## SET EXERCISE
List every line of the records below that contains the string "term". Case counts.
** start THE RECORDS **
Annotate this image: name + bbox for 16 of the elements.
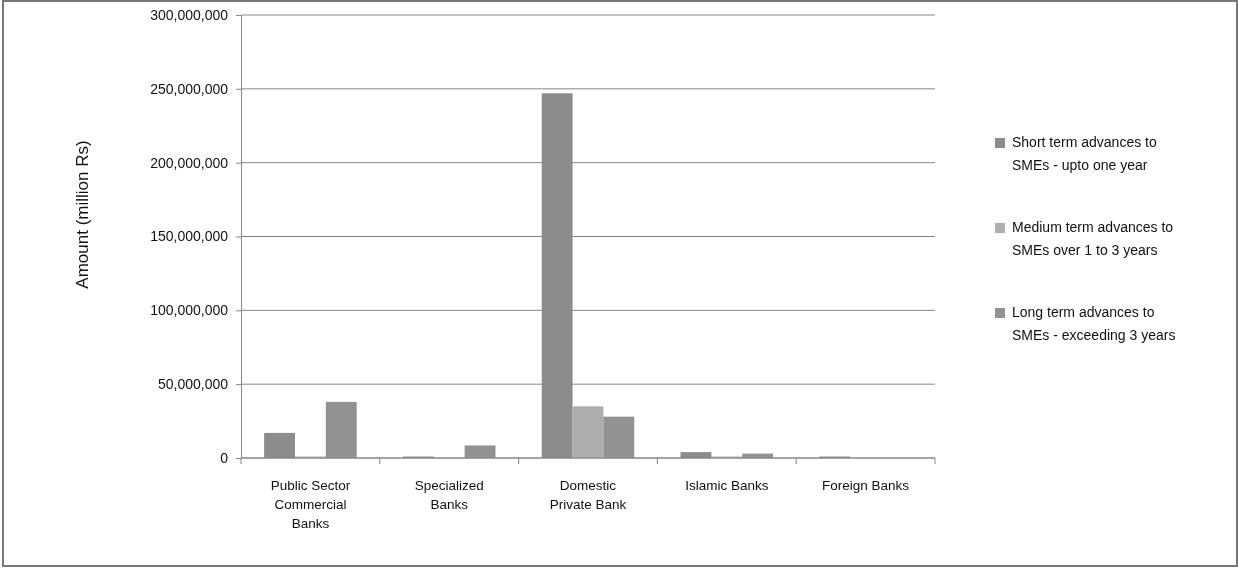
x-tick-label: Public Sector Commercial Banks	[270, 478, 351, 531]
x-tick-label: Foreign Banks	[822, 478, 910, 493]
x-tick-label: Specialized Banks	[414, 478, 484, 512]
y-tick-label: 300,000,000	[150, 6, 229, 23]
y-axis-title: Amount (million Rs)	[73, 140, 92, 289]
legend-label: Short term advances to SMEs - upto one year	[1012, 134, 1157, 173]
y-tick-label: 50,000,000	[157, 376, 229, 393]
legend-label: Long term advances to SMEs - exceeding 3 years	[1012, 304, 1176, 343]
legend-label: Medium term advances to SMEs over 1 to 3 years	[1012, 219, 1174, 258]
y-tick-label: 0	[220, 449, 229, 466]
x-tick-label: Islamic Banks	[685, 478, 769, 493]
y-tick-label: 250,000,000	[150, 80, 229, 97]
y-tick-label: 150,000,000	[150, 228, 229, 245]
y-tick-label: 200,000,000	[150, 154, 229, 171]
x-tick-label: Domestic Private Bank	[549, 478, 627, 512]
y-tick-label: 100,000,000	[150, 302, 229, 319]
** end THE RECORDS **
## RESULT FOR THIS EXERCISE
legend-label: Short term advances to SMEs - upto one year	[1012, 134, 1157, 173]
legend-label: Long term advances to SMEs - exceeding 3 years	[1012, 304, 1176, 343]
legend-label: Medium term advances to SMEs over 1 to 3 years	[1012, 219, 1174, 258]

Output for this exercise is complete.